(Records from a dataset)
____
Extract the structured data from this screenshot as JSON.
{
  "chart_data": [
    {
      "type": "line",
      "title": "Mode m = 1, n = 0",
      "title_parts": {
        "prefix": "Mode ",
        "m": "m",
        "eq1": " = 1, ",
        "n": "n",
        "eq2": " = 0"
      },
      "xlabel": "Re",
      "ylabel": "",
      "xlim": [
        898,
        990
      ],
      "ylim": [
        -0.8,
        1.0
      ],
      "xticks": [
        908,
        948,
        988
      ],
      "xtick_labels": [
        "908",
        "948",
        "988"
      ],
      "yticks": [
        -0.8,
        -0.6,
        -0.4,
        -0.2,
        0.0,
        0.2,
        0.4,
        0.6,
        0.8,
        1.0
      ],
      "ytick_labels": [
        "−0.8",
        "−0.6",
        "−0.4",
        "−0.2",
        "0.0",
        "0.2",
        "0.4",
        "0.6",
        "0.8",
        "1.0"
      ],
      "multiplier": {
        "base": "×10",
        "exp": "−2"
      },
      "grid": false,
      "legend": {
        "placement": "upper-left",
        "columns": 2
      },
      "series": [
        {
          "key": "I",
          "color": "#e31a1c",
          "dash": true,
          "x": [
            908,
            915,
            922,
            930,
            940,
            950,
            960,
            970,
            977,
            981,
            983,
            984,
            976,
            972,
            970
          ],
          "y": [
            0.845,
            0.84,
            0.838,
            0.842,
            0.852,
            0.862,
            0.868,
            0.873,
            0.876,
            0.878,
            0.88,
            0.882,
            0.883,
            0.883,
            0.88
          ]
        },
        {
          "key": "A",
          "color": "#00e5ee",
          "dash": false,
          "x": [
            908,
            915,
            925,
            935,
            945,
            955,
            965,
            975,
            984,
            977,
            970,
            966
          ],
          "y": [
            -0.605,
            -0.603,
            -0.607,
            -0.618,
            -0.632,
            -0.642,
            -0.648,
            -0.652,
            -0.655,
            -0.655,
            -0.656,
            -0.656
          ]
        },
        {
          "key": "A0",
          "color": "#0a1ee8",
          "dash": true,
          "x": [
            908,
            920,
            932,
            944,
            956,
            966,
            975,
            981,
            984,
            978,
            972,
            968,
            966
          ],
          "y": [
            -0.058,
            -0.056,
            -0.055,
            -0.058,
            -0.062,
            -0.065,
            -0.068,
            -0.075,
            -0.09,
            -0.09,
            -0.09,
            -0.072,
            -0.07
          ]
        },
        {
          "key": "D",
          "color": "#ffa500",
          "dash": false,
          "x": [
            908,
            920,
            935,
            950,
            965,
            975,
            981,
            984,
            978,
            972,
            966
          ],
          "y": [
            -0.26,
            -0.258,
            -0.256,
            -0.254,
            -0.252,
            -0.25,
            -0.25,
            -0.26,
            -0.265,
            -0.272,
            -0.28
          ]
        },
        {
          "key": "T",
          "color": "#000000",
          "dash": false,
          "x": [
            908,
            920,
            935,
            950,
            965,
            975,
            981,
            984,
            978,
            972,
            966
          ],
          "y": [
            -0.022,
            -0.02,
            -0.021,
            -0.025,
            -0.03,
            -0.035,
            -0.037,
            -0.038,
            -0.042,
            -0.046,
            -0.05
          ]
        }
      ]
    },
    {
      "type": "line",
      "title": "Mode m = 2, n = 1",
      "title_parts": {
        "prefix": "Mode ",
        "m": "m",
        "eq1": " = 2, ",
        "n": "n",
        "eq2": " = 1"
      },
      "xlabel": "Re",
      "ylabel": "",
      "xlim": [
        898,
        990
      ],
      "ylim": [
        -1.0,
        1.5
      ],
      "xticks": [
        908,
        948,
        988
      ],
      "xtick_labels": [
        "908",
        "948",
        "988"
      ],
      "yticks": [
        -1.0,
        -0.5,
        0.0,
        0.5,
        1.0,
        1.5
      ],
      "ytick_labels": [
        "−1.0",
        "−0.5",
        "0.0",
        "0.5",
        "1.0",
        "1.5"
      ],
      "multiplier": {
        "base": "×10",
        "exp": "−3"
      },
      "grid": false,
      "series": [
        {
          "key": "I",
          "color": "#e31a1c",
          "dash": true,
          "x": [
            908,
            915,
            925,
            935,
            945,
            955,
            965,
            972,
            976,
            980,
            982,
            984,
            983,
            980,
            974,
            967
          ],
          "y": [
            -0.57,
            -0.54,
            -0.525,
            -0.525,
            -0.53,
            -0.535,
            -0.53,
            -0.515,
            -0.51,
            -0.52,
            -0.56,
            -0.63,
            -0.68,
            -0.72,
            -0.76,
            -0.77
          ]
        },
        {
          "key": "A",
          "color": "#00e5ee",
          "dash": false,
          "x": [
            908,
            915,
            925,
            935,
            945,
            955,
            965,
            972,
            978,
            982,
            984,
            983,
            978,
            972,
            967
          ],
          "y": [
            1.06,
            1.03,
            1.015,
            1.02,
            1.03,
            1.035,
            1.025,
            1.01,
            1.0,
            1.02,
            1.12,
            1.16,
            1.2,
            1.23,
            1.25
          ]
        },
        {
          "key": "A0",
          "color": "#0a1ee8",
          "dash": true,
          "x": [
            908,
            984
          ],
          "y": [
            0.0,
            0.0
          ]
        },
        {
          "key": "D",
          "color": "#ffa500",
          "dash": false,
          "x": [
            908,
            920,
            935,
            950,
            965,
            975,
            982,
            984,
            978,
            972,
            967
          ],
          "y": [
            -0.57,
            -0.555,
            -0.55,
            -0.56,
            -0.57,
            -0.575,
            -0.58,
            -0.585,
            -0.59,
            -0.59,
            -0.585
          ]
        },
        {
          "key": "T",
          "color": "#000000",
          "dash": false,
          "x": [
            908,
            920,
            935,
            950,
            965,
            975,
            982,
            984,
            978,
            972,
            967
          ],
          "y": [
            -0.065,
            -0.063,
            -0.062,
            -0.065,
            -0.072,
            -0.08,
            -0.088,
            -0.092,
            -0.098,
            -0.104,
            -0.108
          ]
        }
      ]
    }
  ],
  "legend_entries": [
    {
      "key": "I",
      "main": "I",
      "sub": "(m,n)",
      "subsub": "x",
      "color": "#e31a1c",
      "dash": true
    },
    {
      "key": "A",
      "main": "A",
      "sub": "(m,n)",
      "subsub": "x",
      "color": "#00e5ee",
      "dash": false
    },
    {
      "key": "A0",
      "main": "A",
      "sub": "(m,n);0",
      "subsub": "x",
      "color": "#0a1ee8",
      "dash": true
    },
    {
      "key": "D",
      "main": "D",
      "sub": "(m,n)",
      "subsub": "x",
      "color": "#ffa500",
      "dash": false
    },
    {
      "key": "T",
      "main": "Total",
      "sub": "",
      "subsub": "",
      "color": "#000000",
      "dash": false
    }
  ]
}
____
Retype the listing above in full, with no alterations.

Extract the structured data from this screenshot as JSON.
{
  "chart_data": [
    {
      "type": "line",
      "title": "Mode m = 1, n = 0",
      "title_parts": {
        "prefix": "Mode ",
        "m": "m",
        "eq1": " = 1, ",
        "n": "n",
        "eq2": " = 0"
      },
      "xlabel": "Re",
      "ylabel": "",
      "xlim": [
        898,
        990
      ],
      "ylim": [
        -0.8,
        1.0
      ],
      "xticks": [
        908,
        948,
        988
      ],
      "xtick_labels": [
        "908",
        "948",
        "988"
      ],
      "yticks": [
        -0.8,
        -0.6,
        -0.4,
        -0.2,
        0.0,
        0.2,
        0.4,
        0.6,
        0.8,
        1.0
      ],
      "ytick_labels": [
        "−0.8",
        "−0.6",
        "−0.4",
        "−0.2",
        "0.0",
        "0.2",
        "0.4",
        "0.6",
        "0.8",
        "1.0"
      ],
      "multiplier": {
        "base": "×10",
        "exp": "−2"
      },
      "grid": false,
      "legend": {
        "placement": "upper-left",
        "columns": 2
      },
      "series": [
        {
          "key": "I",
          "color": "#e31a1c",
          "dash": true,
          "x": [
            908,
            915,
            922,
            930,
            940,
            950,
            960,
            970,
            977,
            981,
            983,
            984,
            976,
            972,
            970
          ],
          "y": [
            0.845,
            0.84,
            0.838,
            0.842,
            0.852,
            0.862,
            0.868,
            0.873,
            0.876,
            0.878,
            0.88,
            0.882,
            0.883,
            0.883,
            0.88
          ]
        },
        {
          "key": "A",
          "color": "#00e5ee",
          "dash": false,
          "x": [
            908,
            915,
            925,
            935,
            945,
            955,
            965,
            975,
            984,
            977,
            970,
            966
          ],
          "y": [
            -0.605,
            -0.603,
            -0.607,
            -0.618,
            -0.632,
            -0.642,
            -0.648,
            -0.652,
            -0.655,
            -0.655,
            -0.656,
            -0.656
          ]
        },
        {
          "key": "A0",
          "color": "#0a1ee8",
          "dash": true,
          "x": [
            908,
            920,
            932,
            944,
            956,
            966,
            975,
            981,
            984,
            978,
            972,
            968,
            966
          ],
          "y": [
            -0.058,
            -0.056,
            -0.055,
            -0.058,
            -0.062,
            -0.065,
            -0.068,
            -0.075,
            -0.09,
            -0.09,
            -0.09,
            -0.072,
            -0.07
          ]
        },
        {
          "key": "D",
          "color": "#ffa500",
          "dash": false,
          "x": [
            908,
            920,
            935,
            950,
            965,
            975,
            981,
            984,
            978,
            972,
            966
          ],
          "y": [
            -0.26,
            -0.258,
            -0.256,
            -0.254,
            -0.252,
            -0.25,
            -0.25,
            -0.26,
            -0.265,
            -0.272,
            -0.28
          ]
        },
        {
          "key": "T",
          "color": "#000000",
          "dash": false,
          "x": [
            908,
            920,
            935,
            950,
            965,
            975,
            981,
            984,
            978,
            972,
            966
          ],
          "y": [
            -0.022,
            -0.02,
            -0.021,
            -0.025,
            -0.03,
            -0.035,
            -0.037,
            -0.038,
            -0.042,
            -0.046,
            -0.05
          ]
        }
      ]
    },
    {
      "type": "line",
      "title": "Mode m = 2, n = 1",
      "title_parts": {
        "prefix": "Mode ",
        "m": "m",
        "eq1": " = 2, ",
        "n": "n",
        "eq2": " = 1"
      },
      "xlabel": "Re",
      "ylabel": "",
      "xlim": [
        898,
        990
      ],
      "ylim": [
        -1.0,
        1.5
      ],
      "xticks": [
        908,
        948,
        988
      ],
      "xtick_labels": [
        "908",
        "948",
        "988"
      ],
      "yticks": [
        -1.0,
        -0.5,
        0.0,
        0.5,
        1.0,
        1.5
      ],
      "ytick_labels": [
        "−1.0",
        "−0.5",
        "0.0",
        "0.5",
        "1.0",
        "1.5"
      ],
      "multiplier": {
        "base": "×10",
        "exp": "−3"
      },
      "grid": false,
      "series": [
        {
          "key": "I",
          "color": "#e31a1c",
          "dash": true,
          "x": [
            908,
            915,
            925,
            935,
            945,
            955,
            965,
            972,
            976,
            980,
            982,
            984,
            983,
            980,
            974,
            967
          ],
          "y": [
            -0.57,
            -0.54,
            -0.525,
            -0.525,
            -0.53,
            -0.535,
            -0.53,
            -0.515,
            -0.51,
            -0.52,
            -0.56,
            -0.63,
            -0.68,
            -0.72,
            -0.76,
            -0.77
          ]
        },
        {
          "key": "A",
          "color": "#00e5ee",
          "dash": false,
          "x": [
            908,
            915,
            925,
            935,
            945,
            955,
            965,
            972,
            978,
            982,
            984,
            983,
            978,
            972,
            967
          ],
          "y": [
            1.06,
            1.03,
            1.015,
            1.02,
            1.03,
            1.035,
            1.025,
            1.01,
            1.0,
            1.02,
            1.12,
            1.16,
            1.2,
            1.23,
            1.25
          ]
        },
        {
          "key": "A0",
          "color": "#0a1ee8",
          "dash": true,
          "x": [
            908,
            984
          ],
          "y": [
            0.0,
            0.0
          ]
        },
        {
          "key": "D",
          "color": "#ffa500",
          "dash": false,
          "x": [
            908,
            920,
            935,
            950,
            965,
            975,
            982,
            984,
            978,
            972,
            967
          ],
          "y": [
            -0.57,
            -0.555,
            -0.55,
            -0.56,
            -0.57,
            -0.575,
            -0.58,
            -0.585,
            -0.59,
            -0.59,
            -0.585
          ]
        },
        {
          "key": "T",
          "color": "#000000",
          "dash": false,
          "x": [
            908,
            920,
            935,
            950,
            965,
            975,
            982,
            984,
            978,
            972,
            967
          ],
          "y": [
            -0.065,
            -0.063,
            -0.062,
            -0.065,
            -0.072,
            -0.08,
            -0.088,
            -0.092,
            -0.098,
            -0.104,
            -0.108
          ]
        }
      ]
    }
  ],
  "legend_entries": [
    {
      "key": "I",
      "main": "I",
      "sub": "(m,n)",
      "subsub": "x",
      "color": "#e31a1c",
      "dash": true
    },
    {
      "key": "A",
      "main": "A",
      "sub": "(m,n)",
      "subsub": "x",
      "color": "#00e5ee",
      "dash": false
    },
    {
      "key": "A0",
      "main": "A",
      "sub": "(m,n);0",
      "subsub": "x",
      "color": "#0a1ee8",
      "dash": true
    },
    {
      "key": "D",
      "main": "D",
      "sub": "(m,n)",
      "subsub": "x",
      "color": "#ffa500",
      "dash": false
    },
    {
      "key": "T",
      "main": "Total",
      "sub": "",
      "subsub": "",
      "color": "#000000",
      "dash": false
    }
  ]
}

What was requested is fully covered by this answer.